DOCUMENT EXCERPT ->
Posts: 820 Location: Texas
Sat 26 Feb, 2005 7:13 pm
I have a partial copy of a monograph by J.D. Cowen. It is entitled “The Hallstatt Sword of Bronze: on the Continent and in Britain.” While on the subject, I thought I would summarize some of his findings and post a few pictures of the Hallstatt C swords I have. The pictures come primarily from Jeroen’s site linked above, The Museum of London website and the Nederland Archeological center’s site:
http://www.museumoflondon.org.uk/
LINK
The Hallstatt swords (as well as the culture and archeological period) gets its name from the many graves from the type location along the shores of Lake Hallstatt in Austria. The Hallstatt period ranges from the 8th to the 5th centuries BC. The Hallstatt period is the beginning of the Iron Age in Europe and the first phase of the Celtic culture.
The design of Hallstatt swords clearly build upon the older flange-hilted swords in bronze. In fact they are the last of their kind to be made in bronze. It is this transitional phase (Hallstatt C) between bronze and Iron swords that gets much of the attention. During this period from about 720 B.C. to 600 B.C. both bronze and iron swords are found together. It is also at this time that Hallstatt swords begin to show their distinguishing characteristics:
1. The long blade is leaf-shaped and heavy, with a broad neck, and the greatest width unusually low down towards the point.

COMPLETE THE FOLLOWING ->
[a] Summarize the forum post on Hallstatt swords in two sentences.
[b] Please duplicate the passage of the forum post on Hallstatt swords starting at "The design of" and ending at "towards the point.".
[c] Answer these questions from the forum post on Hallstatt swords:
(i) In which country is Lake Hallstatt located?
(ii) What approximate dates does the post give for the Hallstatt C phase?
(iii) Where on the blade is the greatest width found?
The rows that come next were drawn from a separate source.

[Layout annotation data]
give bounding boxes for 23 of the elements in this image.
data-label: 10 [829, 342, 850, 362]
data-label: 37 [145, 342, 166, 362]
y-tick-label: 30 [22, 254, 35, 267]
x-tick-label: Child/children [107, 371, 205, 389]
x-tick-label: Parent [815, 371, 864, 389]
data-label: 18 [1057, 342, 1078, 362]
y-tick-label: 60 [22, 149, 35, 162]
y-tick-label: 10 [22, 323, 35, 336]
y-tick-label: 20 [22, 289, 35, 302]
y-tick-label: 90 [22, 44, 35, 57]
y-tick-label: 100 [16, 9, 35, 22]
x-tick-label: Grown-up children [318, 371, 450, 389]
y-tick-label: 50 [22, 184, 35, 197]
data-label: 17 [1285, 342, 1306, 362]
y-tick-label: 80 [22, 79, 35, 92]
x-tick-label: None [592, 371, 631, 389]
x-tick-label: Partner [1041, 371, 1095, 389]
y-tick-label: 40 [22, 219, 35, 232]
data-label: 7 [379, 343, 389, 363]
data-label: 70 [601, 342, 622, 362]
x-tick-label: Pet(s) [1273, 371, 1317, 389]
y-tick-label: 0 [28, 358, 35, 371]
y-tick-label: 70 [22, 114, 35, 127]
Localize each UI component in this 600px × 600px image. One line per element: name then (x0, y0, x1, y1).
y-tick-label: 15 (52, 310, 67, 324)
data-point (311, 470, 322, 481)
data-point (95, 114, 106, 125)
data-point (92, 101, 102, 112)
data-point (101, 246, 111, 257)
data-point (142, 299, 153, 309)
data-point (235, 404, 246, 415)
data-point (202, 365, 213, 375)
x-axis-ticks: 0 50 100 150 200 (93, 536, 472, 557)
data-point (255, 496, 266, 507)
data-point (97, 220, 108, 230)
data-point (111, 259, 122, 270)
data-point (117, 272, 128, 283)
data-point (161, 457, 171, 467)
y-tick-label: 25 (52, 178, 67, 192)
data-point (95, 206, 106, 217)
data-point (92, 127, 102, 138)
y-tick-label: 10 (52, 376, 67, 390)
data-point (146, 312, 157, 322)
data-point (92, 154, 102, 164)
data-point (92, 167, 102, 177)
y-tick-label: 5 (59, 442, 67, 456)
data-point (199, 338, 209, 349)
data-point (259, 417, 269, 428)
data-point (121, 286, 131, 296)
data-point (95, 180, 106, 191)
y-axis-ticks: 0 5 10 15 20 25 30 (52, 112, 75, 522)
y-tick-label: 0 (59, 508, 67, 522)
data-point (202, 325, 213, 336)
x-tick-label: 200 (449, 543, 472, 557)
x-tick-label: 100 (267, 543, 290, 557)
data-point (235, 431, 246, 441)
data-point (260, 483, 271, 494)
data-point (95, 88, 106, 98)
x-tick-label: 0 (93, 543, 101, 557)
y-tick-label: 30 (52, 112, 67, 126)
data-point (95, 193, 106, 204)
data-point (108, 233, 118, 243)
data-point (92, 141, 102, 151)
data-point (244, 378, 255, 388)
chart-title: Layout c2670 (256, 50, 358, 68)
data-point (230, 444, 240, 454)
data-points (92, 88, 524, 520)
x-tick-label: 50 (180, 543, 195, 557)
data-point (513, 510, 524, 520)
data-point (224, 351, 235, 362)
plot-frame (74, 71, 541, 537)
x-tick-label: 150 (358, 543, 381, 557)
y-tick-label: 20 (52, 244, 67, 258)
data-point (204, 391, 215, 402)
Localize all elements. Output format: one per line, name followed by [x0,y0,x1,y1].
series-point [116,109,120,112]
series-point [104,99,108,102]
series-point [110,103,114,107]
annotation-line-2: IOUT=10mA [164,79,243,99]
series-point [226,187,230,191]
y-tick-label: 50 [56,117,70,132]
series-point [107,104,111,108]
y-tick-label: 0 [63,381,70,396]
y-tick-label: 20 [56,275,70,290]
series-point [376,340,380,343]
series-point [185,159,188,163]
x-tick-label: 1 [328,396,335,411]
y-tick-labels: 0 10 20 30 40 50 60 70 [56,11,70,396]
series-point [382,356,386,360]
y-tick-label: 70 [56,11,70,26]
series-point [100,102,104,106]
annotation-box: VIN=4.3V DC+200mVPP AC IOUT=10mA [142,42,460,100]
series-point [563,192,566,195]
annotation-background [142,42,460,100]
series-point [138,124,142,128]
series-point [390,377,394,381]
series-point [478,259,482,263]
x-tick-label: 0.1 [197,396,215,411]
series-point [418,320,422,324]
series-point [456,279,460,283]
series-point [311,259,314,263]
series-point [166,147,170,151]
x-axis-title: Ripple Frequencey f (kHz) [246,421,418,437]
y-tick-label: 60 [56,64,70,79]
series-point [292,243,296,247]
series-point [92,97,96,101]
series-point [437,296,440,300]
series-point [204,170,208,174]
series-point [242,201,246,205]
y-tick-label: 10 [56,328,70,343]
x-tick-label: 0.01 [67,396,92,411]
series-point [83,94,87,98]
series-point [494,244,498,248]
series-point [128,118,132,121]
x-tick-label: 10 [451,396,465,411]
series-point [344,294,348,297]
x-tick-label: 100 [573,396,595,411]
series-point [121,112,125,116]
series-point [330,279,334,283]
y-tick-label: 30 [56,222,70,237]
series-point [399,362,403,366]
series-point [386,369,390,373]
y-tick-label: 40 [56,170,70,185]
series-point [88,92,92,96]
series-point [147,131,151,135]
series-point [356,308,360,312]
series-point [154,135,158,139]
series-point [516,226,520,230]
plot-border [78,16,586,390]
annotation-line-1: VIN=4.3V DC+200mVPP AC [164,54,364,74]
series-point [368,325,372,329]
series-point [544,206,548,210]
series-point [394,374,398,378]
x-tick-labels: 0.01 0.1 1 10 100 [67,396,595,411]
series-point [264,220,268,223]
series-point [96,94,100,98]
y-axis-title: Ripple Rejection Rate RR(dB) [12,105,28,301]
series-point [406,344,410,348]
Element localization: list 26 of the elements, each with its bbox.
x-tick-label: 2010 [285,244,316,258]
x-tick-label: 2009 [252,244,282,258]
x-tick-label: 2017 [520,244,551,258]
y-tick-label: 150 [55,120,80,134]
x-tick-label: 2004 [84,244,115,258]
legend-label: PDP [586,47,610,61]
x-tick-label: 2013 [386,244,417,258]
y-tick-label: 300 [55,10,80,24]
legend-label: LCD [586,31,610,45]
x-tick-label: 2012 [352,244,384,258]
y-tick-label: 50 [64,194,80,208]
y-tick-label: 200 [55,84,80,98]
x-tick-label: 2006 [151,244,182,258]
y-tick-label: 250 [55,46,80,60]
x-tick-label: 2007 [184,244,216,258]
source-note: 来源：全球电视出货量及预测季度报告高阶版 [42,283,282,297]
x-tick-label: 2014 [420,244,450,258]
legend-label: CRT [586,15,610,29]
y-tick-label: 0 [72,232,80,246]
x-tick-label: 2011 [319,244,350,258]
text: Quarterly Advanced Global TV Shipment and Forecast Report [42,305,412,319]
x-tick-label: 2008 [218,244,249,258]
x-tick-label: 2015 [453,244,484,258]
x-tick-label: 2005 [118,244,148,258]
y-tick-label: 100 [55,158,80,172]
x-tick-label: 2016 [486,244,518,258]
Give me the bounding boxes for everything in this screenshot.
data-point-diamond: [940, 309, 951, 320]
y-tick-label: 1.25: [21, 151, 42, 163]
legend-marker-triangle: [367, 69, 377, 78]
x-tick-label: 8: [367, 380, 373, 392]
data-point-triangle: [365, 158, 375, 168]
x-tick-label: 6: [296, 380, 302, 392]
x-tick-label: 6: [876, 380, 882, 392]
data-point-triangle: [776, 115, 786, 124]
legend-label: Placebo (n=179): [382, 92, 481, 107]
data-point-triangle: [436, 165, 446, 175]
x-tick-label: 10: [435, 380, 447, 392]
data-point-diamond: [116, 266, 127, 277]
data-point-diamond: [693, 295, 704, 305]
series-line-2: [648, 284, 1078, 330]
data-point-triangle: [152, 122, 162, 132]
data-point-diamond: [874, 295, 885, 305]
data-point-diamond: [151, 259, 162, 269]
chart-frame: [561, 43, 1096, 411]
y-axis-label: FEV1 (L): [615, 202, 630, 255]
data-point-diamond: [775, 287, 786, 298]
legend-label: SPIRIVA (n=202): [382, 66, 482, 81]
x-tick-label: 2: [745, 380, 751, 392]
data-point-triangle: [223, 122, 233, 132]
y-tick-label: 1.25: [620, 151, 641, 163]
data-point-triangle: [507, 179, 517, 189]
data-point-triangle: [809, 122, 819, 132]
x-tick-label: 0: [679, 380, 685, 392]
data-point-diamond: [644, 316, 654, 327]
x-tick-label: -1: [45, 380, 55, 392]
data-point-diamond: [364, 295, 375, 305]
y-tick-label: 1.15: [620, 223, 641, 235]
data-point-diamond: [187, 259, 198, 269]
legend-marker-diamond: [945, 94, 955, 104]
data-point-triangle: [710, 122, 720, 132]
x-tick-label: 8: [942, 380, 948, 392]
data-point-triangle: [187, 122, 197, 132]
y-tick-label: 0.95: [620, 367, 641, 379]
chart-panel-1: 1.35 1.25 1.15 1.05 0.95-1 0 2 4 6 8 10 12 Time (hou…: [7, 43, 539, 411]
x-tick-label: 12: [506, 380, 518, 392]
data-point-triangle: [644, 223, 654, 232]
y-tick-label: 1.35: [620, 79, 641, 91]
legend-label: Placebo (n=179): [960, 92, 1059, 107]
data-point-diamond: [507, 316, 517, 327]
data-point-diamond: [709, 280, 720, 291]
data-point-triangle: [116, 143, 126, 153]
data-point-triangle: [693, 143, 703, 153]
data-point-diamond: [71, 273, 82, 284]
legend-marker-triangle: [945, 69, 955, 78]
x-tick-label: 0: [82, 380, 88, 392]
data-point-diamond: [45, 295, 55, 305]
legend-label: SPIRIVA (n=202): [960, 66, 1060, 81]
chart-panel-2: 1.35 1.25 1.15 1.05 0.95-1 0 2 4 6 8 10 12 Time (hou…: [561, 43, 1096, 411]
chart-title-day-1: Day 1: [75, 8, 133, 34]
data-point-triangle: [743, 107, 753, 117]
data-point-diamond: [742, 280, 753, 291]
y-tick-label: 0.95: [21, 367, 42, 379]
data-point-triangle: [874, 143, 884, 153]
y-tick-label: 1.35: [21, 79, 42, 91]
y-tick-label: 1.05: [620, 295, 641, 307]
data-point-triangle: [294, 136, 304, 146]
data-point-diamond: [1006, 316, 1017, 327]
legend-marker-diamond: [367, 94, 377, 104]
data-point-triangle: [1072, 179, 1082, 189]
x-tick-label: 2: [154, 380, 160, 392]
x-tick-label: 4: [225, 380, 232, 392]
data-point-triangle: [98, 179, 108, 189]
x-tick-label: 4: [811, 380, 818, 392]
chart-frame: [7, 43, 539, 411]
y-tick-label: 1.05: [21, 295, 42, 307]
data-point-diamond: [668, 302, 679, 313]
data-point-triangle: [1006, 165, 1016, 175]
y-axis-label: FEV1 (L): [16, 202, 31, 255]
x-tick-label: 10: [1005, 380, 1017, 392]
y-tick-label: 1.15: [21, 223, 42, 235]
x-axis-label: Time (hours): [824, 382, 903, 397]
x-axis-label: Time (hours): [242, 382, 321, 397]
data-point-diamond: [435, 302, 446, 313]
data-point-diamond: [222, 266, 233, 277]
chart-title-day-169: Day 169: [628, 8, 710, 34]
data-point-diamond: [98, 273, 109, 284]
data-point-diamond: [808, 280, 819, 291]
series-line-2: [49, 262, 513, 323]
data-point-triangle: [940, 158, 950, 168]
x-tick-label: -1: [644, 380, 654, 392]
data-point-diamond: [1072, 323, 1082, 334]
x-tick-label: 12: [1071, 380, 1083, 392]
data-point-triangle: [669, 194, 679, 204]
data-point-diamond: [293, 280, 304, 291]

THE SOLUTIONS ->
[a] The post summarizes findings from J.D. Cowen's monograph on the Hallstatt bronze sword and explains that the swords, culture and period take their name from graves along Lake Hallstatt in Austria, with the period running from the 8th to the 5th centuries BC and marking the start of Europe's Iron Age. Hallstatt swords build on older flange-hilted bronze swords and were the last of their kind made in bronze, and in the Hallstatt C phase (about 720 to 600 B.C.), when bronze and iron swords are found together, they begin to show distinguishing traits such as a long, heavy, leaf-shaped blade.

[b]
The design of Hallstatt swords clearly build upon the older flange-hilted swords in bronze. In fact they are the last of their kind to be made in bronze. It is this transitional phase (Hallstatt C) between bronze and Iron swords that gets much of the attention. During this period from about 720 B.C. to 600 B.C. both bronze and iron swords are found together. It is also at this time that Hallstatt swords begin to show their distinguishing characteristics:
1. The long blade is leaf-shaped and heavy, with a broad neck, and the greatest width unusually low down towards the point.

[c]
(i) Austria.
(ii) From about 720 B.C. to 600 B.C.
(iii) Unusually low down towards the point.